* _WHAT YOU SHOULD DO_
Write out all of the entries that follow, word for word, but skip the pictures.

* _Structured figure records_

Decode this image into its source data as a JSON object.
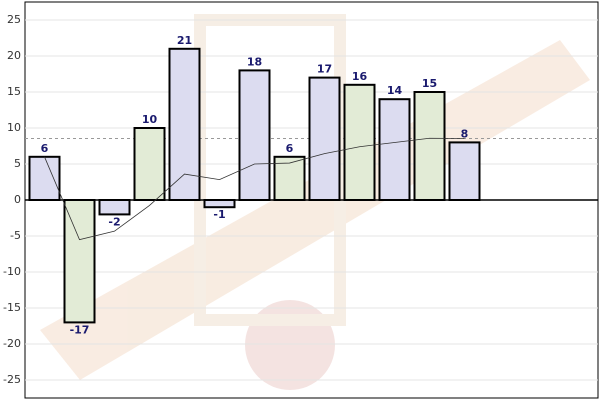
{
  "chart_data": {
    "type": "bar",
    "values": [
      6,
      -17,
      -2,
      10,
      21,
      -1,
      18,
      6,
      17,
      16,
      14,
      15,
      8
    ],
    "colors": [
      "#dcdcf0",
      "#e2ebd6",
      "#dcdcf0",
      "#e2ebd6",
      "#dcdcf0",
      "#dcdcf0",
      "#dcdcf0",
      "#e2ebd6",
      "#dcdcf0",
      "#e2ebd6",
      "#dcdcf0",
      "#e2ebd6",
      "#dcdcf0"
    ],
    "trend": {
      "color": "#333333",
      "values": [
        6,
        -5.5,
        -4.33,
        -0.75,
        3.6,
        2.83,
        5,
        5.13,
        6.44,
        7.4,
        7.99,
        8.58,
        8.54
      ]
    },
    "reference_line": 8.54,
    "ylim": [
      -27.5,
      27.5
    ],
    "yticks": [
      -25,
      -20,
      -15,
      -10,
      -5,
      0,
      5,
      10,
      15,
      20,
      25
    ],
    "grid": true
  }
}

* _WORKED ANSWER_
Decode this image into its source data as a JSON object.
{
  "chart_data": {
    "type": "bar",
    "values": [
      6,
      -17,
      -2,
      10,
      21,
      -1,
      18,
      6,
      17,
      16,
      14,
      15,
      8
    ],
    "colors": [
      "#dcdcf0",
      "#e2ebd6",
      "#dcdcf0",
      "#e2ebd6",
      "#dcdcf0",
      "#dcdcf0",
      "#dcdcf0",
      "#e2ebd6",
      "#dcdcf0",
      "#e2ebd6",
      "#dcdcf0",
      "#e2ebd6",
      "#dcdcf0"
    ],
    "trend": {
      "color": "#333333",
      "values": [
        6,
        -5.5,
        -4.33,
        -0.75,
        3.6,
        2.83,
        5,
        5.13,
        6.44,
        7.4,
        7.99,
        8.58,
        8.54
      ]
    },
    "reference_line": 8.54,
    "ylim": [
      -27.5,
      27.5
    ],
    "yticks": [
      -25,
      -20,
      -15,
      -10,
      -5,
      0,
      5,
      10,
      15,
      20,
      25
    ],
    "grid": true
  }
}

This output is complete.